What to do:
Copy out all the entries exactly.

## begin Exercise material

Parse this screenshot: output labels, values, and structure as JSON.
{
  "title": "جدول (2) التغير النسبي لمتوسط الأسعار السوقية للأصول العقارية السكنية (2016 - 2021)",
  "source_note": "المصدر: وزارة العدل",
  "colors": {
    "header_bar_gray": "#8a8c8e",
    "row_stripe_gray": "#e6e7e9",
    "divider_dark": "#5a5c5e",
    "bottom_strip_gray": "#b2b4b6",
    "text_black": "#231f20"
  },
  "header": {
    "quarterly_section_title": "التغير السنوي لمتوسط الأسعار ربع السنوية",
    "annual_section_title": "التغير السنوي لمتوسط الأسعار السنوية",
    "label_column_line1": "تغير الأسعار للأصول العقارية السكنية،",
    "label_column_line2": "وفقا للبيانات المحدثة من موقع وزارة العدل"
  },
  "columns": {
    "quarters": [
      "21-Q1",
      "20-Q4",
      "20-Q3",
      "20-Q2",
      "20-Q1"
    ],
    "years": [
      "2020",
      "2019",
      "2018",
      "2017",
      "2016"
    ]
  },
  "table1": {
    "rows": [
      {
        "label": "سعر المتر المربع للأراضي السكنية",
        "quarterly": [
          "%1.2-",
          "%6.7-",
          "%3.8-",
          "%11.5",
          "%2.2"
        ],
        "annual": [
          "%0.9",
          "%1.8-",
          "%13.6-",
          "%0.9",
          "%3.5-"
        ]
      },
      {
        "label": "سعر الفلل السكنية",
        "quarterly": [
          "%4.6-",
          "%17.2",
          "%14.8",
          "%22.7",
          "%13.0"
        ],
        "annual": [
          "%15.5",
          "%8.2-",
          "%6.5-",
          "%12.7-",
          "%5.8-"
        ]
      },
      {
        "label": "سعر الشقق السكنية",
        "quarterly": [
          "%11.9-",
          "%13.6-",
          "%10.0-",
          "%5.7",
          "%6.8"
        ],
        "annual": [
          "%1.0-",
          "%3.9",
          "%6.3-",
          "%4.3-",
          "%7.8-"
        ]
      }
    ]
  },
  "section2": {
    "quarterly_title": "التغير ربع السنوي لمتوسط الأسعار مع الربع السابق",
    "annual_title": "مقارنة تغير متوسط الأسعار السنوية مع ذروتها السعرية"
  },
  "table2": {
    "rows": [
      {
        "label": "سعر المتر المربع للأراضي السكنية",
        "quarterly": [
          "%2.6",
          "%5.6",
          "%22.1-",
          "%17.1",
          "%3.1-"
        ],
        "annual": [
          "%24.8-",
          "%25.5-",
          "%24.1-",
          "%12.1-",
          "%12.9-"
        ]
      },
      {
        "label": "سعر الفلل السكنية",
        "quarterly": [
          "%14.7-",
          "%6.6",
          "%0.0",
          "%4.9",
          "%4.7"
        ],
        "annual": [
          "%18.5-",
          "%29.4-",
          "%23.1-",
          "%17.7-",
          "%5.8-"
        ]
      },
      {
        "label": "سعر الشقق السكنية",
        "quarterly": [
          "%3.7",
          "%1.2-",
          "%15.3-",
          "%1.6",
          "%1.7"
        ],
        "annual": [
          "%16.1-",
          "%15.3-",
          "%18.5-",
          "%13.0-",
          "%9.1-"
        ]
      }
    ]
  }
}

## end Exercise material

Worked solution:
Parse this screenshot: output labels, values, and structure as JSON.
{
  "title": "جدول (2) التغير النسبي لمتوسط الأسعار السوقية للأصول العقارية السكنية (2016 - 2021)",
  "source_note": "المصدر: وزارة العدل",
  "colors": {
    "header_bar_gray": "#8a8c8e",
    "row_stripe_gray": "#e6e7e9",
    "divider_dark": "#5a5c5e",
    "bottom_strip_gray": "#b2b4b6",
    "text_black": "#231f20"
  },
  "header": {
    "quarterly_section_title": "التغير السنوي لمتوسط الأسعار ربع السنوية",
    "annual_section_title": "التغير السنوي لمتوسط الأسعار السنوية",
    "label_column_line1": "تغير الأسعار للأصول العقارية السكنية،",
    "label_column_line2": "وفقا للبيانات المحدثة من موقع وزارة العدل"
  },
  "columns": {
    "quarters": [
      "21-Q1",
      "20-Q4",
      "20-Q3",
      "20-Q2",
      "20-Q1"
    ],
    "years": [
      "2020",
      "2019",
      "2018",
      "2017",
      "2016"
    ]
  },
  "table1": {
    "rows": [
      {
        "label": "سعر المتر المربع للأراضي السكنية",
        "quarterly": [
          "%1.2-",
          "%6.7-",
          "%3.8-",
          "%11.5",
          "%2.2"
        ],
        "annual": [
          "%0.9",
          "%1.8-",
          "%13.6-",
          "%0.9",
          "%3.5-"
        ]
      },
      {
        "label": "سعر الفلل السكنية",
        "quarterly": [
          "%4.6-",
          "%17.2",
          "%14.8",
          "%22.7",
          "%13.0"
        ],
        "annual": [
          "%15.5",
          "%8.2-",
          "%6.5-",
          "%12.7-",
          "%5.8-"
        ]
      },
      {
        "label": "سعر الشقق السكنية",
        "quarterly": [
          "%11.9-",
          "%13.6-",
          "%10.0-",
          "%5.7",
          "%6.8"
        ],
        "annual": [
          "%1.0-",
          "%3.9",
          "%6.3-",
          "%4.3-",
          "%7.8-"
        ]
      }
    ]
  },
  "section2": {
    "quarterly_title": "التغير ربع السنوي لمتوسط الأسعار مع الربع السابق",
    "annual_title": "مقارنة تغير متوسط الأسعار السنوية مع ذروتها السعرية"
  },
  "table2": {
    "rows": [
      {
        "label": "سعر المتر المربع للأراضي السكنية",
        "quarterly": [
          "%2.6",
          "%5.6",
          "%22.1-",
          "%17.1",
          "%3.1-"
        ],
        "annual": [
          "%24.8-",
          "%25.5-",
          "%24.1-",
          "%12.1-",
          "%12.9-"
        ]
      },
      {
        "label": "سعر الفلل السكنية",
        "quarterly": [
          "%14.7-",
          "%6.6",
          "%0.0",
          "%4.9",
          "%4.7"
        ],
        "annual": [
          "%18.5-",
          "%29.4-",
          "%23.1-",
          "%17.7-",
          "%5.8-"
        ]
      },
      {
        "label": "سعر الشقق السكنية",
        "quarterly": [
          "%3.7",
          "%1.2-",
          "%15.3-",
          "%1.6",
          "%1.7"
        ],
        "annual": [
          "%16.1-",
          "%15.3-",
          "%18.5-",
          "%13.0-",
          "%9.1-"
        ]
      }
    ]
  }
}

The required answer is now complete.